BEGIN Data lines
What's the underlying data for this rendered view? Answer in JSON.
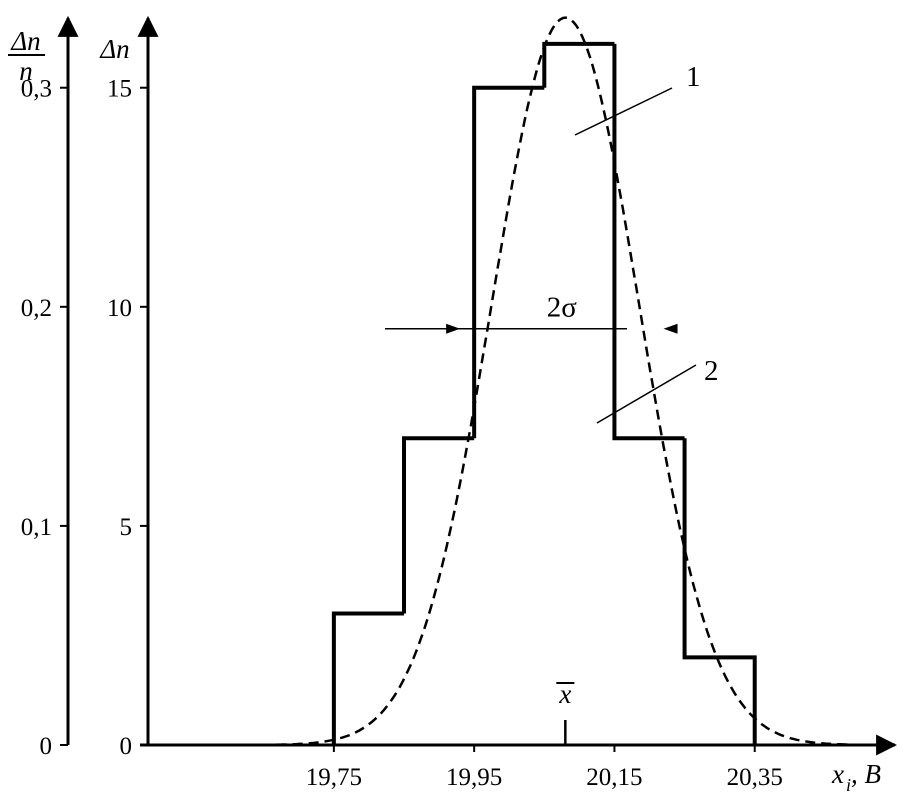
{
  "chart_data": {
    "type": "bar",
    "xlabel_var": "x",
    "xlabel_sub": "i",
    "xlabel_unit": ", B",
    "ylabel_left_num": "Δn",
    "ylabel_left_den": "n",
    "ylabel_right": "Δn",
    "xticks": [
      "19,75",
      "19,95",
      "20,15",
      "20,35"
    ],
    "xtick_values": [
      19.75,
      19.95,
      20.15,
      20.35
    ],
    "yticks_count": [
      "0",
      "5",
      "10",
      "15"
    ],
    "ytick_count_values": [
      0,
      5,
      10,
      15
    ],
    "yticks_rel": [
      "0",
      "0,1",
      "0,2",
      "0,3"
    ],
    "ytick_rel_values": [
      0,
      0.1,
      0.2,
      0.3
    ],
    "xlim": [
      19.485,
      20.55
    ],
    "ylim": [
      0,
      16.5
    ],
    "histogram": {
      "name": "1",
      "bin_edges": [
        19.75,
        19.85,
        19.95,
        20.05,
        20.15,
        20.25,
        20.35
      ],
      "counts": [
        3,
        7,
        15,
        16,
        7,
        2
      ]
    },
    "curve": {
      "name": "2",
      "type": "normal",
      "mean": 20.08,
      "sigma": 0.105,
      "peak": 16.6
    },
    "mean_label": "x",
    "mean_value": 20.08,
    "sigma_label": "2σ",
    "sigma_bounds": [
      19.93,
      20.22
    ],
    "sigma_level": 9.5
  }
}
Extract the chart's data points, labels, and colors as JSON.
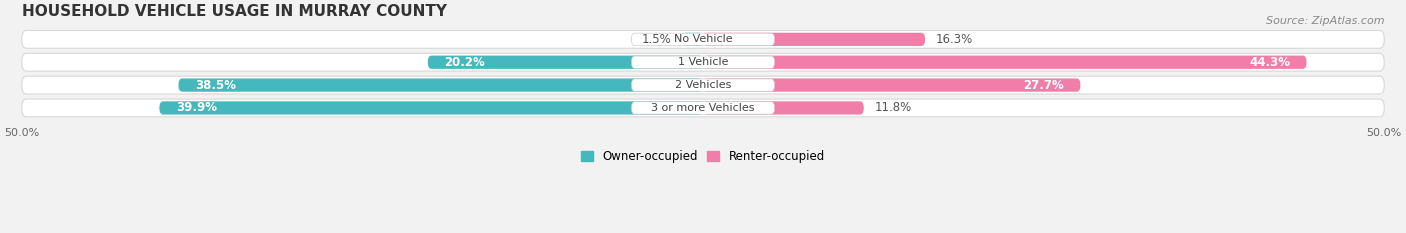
{
  "title": "HOUSEHOLD VEHICLE USAGE IN MURRAY COUNTY",
  "source": "Source: ZipAtlas.com",
  "categories": [
    "No Vehicle",
    "1 Vehicle",
    "2 Vehicles",
    "3 or more Vehicles"
  ],
  "owner_values": [
    1.5,
    20.2,
    38.5,
    39.9
  ],
  "renter_values": [
    16.3,
    44.3,
    27.7,
    11.8
  ],
  "owner_color": "#45B8BE",
  "renter_color": "#F07EA8",
  "renter_color_light": "#F5AABF",
  "owner_label": "Owner-occupied",
  "renter_label": "Renter-occupied",
  "xlim": [
    -50,
    50
  ],
  "background_color": "#f2f2f2",
  "bar_bg_color": "#e0e0e0",
  "title_fontsize": 11,
  "source_fontsize": 8,
  "label_fontsize": 8.5,
  "tick_fontsize": 8,
  "legend_fontsize": 8.5
}
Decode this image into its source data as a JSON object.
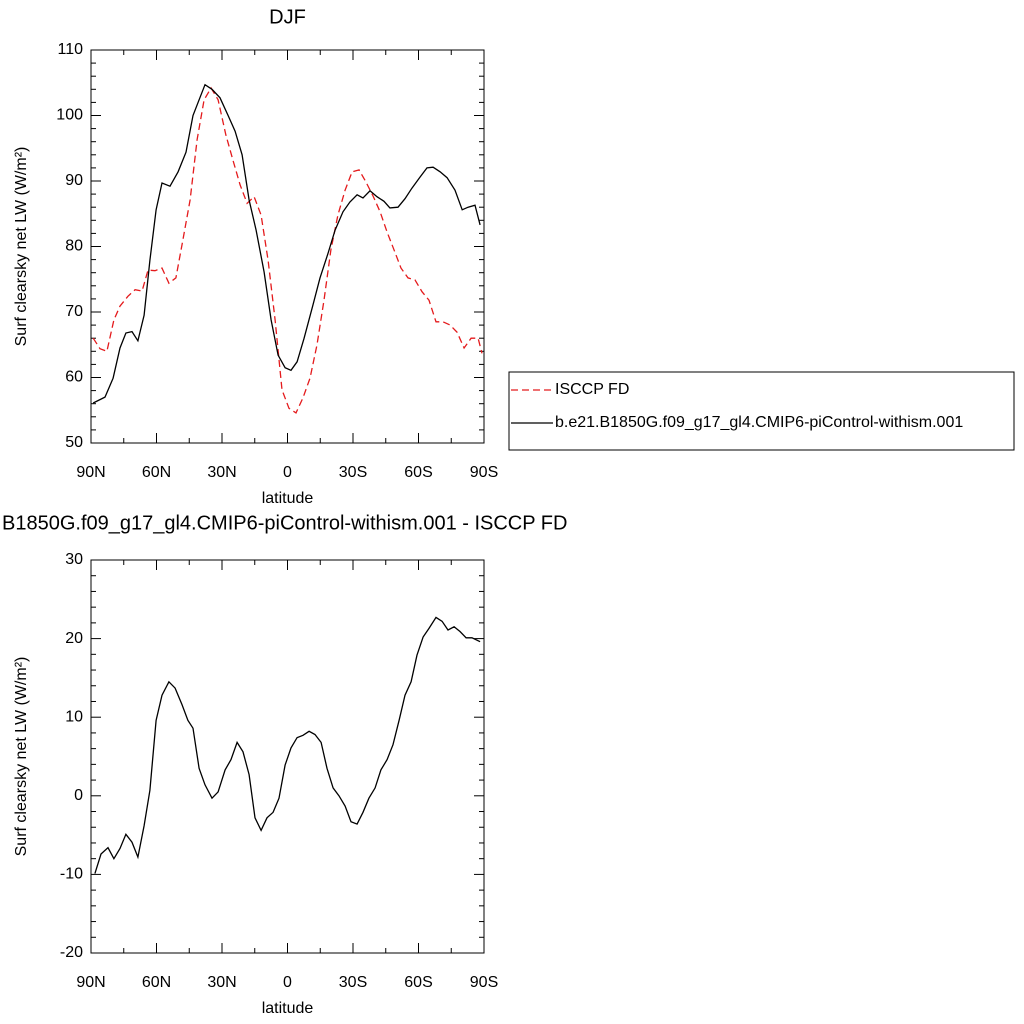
{
  "chart_data": [
    {
      "type": "line",
      "title": "DJF",
      "xlabel": "latitude",
      "ylabel": "Surf clearsky net LW (W/m²)",
      "xlim": [
        90,
        -90
      ],
      "xticks": [
        {
          "value": 90,
          "label": "90N"
        },
        {
          "value": 60,
          "label": "60N"
        },
        {
          "value": 30,
          "label": "30N"
        },
        0,
        {
          "value": -30,
          "label": "30S"
        },
        {
          "value": -60,
          "label": "60S"
        },
        {
          "value": -90,
          "label": "90S"
        }
      ],
      "ylim": [
        50,
        110
      ],
      "yticks": [
        50,
        60,
        70,
        80,
        90,
        100,
        110
      ],
      "legend": "right",
      "series": [
        {
          "name": "ISCCP FD",
          "color": "#e41a1c",
          "linestyle": "dashed",
          "x": [
            89,
            85.9,
            82.7,
            79.5,
            76.7,
            73.1,
            69.8,
            66.6,
            63.9,
            60.7,
            57.5,
            54.3,
            51.1,
            47.9,
            44.6,
            41.4,
            38.2,
            35,
            31.8,
            28.2,
            25,
            21.7,
            18.5,
            15.3,
            12.1,
            8.9,
            5.7,
            2.5,
            -0.7,
            -3.9,
            -7.1,
            -10.3,
            -13.5,
            -16.7,
            -19.9,
            -23.1,
            -26.4,
            -29.6,
            -32.8,
            -36,
            -39.2,
            -42.4,
            -45.6,
            -48.8,
            -52,
            -55.2,
            -58.4,
            -61.6,
            -64.8,
            -68,
            -71.2,
            -74.5,
            -77.7,
            -80.9,
            -84.1,
            -87.3,
            -89.1
          ],
          "values": [
            66,
            64.4,
            64,
            68.8,
            70.9,
            72.4,
            73.4,
            73.2,
            76.4,
            76.3,
            76.7,
            74.4,
            75.2,
            81,
            87.1,
            96.3,
            102.4,
            104.2,
            102.4,
            97,
            93.2,
            89.4,
            86.6,
            87.6,
            84.8,
            77.9,
            68.8,
            58.1,
            55.3,
            54.6,
            56.9,
            59.9,
            65,
            71.8,
            79.5,
            84.8,
            88.6,
            91.4,
            91.7,
            89.8,
            87.7,
            85.3,
            82.2,
            79.5,
            76.7,
            75.2,
            74.9,
            73.1,
            71.8,
            68.5,
            68.5,
            68,
            66.9,
            64.5,
            66,
            66,
            63.7
          ]
        },
        {
          "name": "b.e21.B1850G.f09_g17_gl4.CMIP6-piControl-withism.001",
          "color": "#000000",
          "linestyle": "solid",
          "x": [
            89,
            83.6,
            79.9,
            76.7,
            74,
            71.2,
            68.5,
            65.7,
            63,
            60.2,
            57.5,
            53.8,
            50.1,
            46.5,
            43.3,
            40.5,
            37.8,
            34.6,
            30.9,
            27.2,
            24,
            20.8,
            17.6,
            14.4,
            10.7,
            7.5,
            4.3,
            1.1,
            -1.6,
            -4.4,
            -7.6,
            -11.7,
            -14.9,
            -18.6,
            -21.8,
            -25.4,
            -28.6,
            -31.9,
            -34.6,
            -37.8,
            -41,
            -44.2,
            -46.9,
            -50.6,
            -53.8,
            -57,
            -60.7,
            -63.9,
            -66.7,
            -69.9,
            -73.1,
            -76.7,
            -80,
            -82.7,
            -85.9,
            -88.2
          ],
          "values": [
            56.1,
            57,
            59.9,
            64.5,
            66.8,
            67,
            65.6,
            69.5,
            77.9,
            85.6,
            89.7,
            89.2,
            91.4,
            94.4,
            100,
            102.4,
            104.7,
            104,
            102.7,
            100,
            97.6,
            94,
            87.1,
            82.5,
            76.1,
            68.8,
            63.4,
            61.5,
            61.1,
            62.4,
            66,
            71.1,
            75.2,
            79,
            82.5,
            85.3,
            86.8,
            87.9,
            87.4,
            88.5,
            87.6,
            86.9,
            85.9,
            86,
            87.3,
            88.9,
            90.6,
            92,
            92.1,
            91.4,
            90.5,
            88.6,
            85.6,
            86,
            86.3,
            83.3
          ]
        }
      ]
    },
    {
      "type": "line",
      "title": "B1850G.f09_g17_gl4.CMIP6-piControl-withism.001 - ISCCP FD",
      "xlabel": "latitude",
      "ylabel": "Surf clearsky net LW (W/m²)",
      "xlim": [
        90,
        -90
      ],
      "xticks": [
        {
          "value": 90,
          "label": "90N"
        },
        {
          "value": 60,
          "label": "60N"
        },
        {
          "value": 30,
          "label": "30N"
        },
        0,
        {
          "value": -30,
          "label": "30S"
        },
        {
          "value": -60,
          "label": "60S"
        },
        {
          "value": -90,
          "label": "90S"
        }
      ],
      "ylim": [
        -20,
        30
      ],
      "yticks": [
        -20,
        -10,
        0,
        10,
        20,
        30
      ],
      "series": [
        {
          "color": "#000000",
          "linestyle": "solid",
          "x": [
            88.2,
            85.4,
            82.2,
            79.5,
            76.7,
            74,
            71.2,
            68.5,
            65.7,
            63,
            60.2,
            57.5,
            54.3,
            51.5,
            48.3,
            45.6,
            43.3,
            40.5,
            37.8,
            34.6,
            31.8,
            28.6,
            25.9,
            23.1,
            20.4,
            17.6,
            14.9,
            12.1,
            9.4,
            6.6,
            3.9,
            1.1,
            -1.6,
            -4.4,
            -7.1,
            -9.9,
            -12.6,
            -15.4,
            -18.1,
            -20.9,
            -23.6,
            -26.4,
            -29.1,
            -31.9,
            -34.6,
            -37.3,
            -40.1,
            -42.8,
            -45.6,
            -48.3,
            -51.1,
            -53.8,
            -56.6,
            -59.3,
            -62.1,
            -64.8,
            -68,
            -70.8,
            -73.5,
            -76.3,
            -79,
            -81.8,
            -84.5,
            -88.2
          ],
          "values": [
            -9.9,
            -7.4,
            -6.6,
            -8,
            -6.7,
            -4.9,
            -5.9,
            -7.8,
            -3.8,
            0.7,
            9.6,
            12.8,
            14.5,
            13.7,
            11.6,
            9.6,
            8.6,
            3.5,
            1.4,
            -0.3,
            0.5,
            3.3,
            4.6,
            6.8,
            5.6,
            2.7,
            -2.8,
            -4.4,
            -2.8,
            -2.1,
            -0.3,
            3.9,
            6.1,
            7.4,
            7.7,
            8.2,
            7.8,
            6.8,
            3.5,
            1,
            0,
            -1.3,
            -3.3,
            -3.6,
            -2.1,
            -0.3,
            1,
            3.3,
            4.6,
            6.5,
            9.6,
            12.8,
            14.5,
            17.9,
            20.2,
            21.3,
            22.7,
            22.2,
            21.1,
            21.5,
            20.9,
            20.1,
            20.1,
            19.6
          ]
        }
      ]
    }
  ]
}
END Data lines
■ **Stated goal**:
Using the records above, select and copy every line that has the word "withism".

■ **Completed task**:
          "name": "b.e21.B1850G.f09_g17_gl4.CMIP6-piControl-withism.001",
      "title": "B1850G.f09_g17_gl4.CMIP6-piControl-withism.001 - ISCCP FD",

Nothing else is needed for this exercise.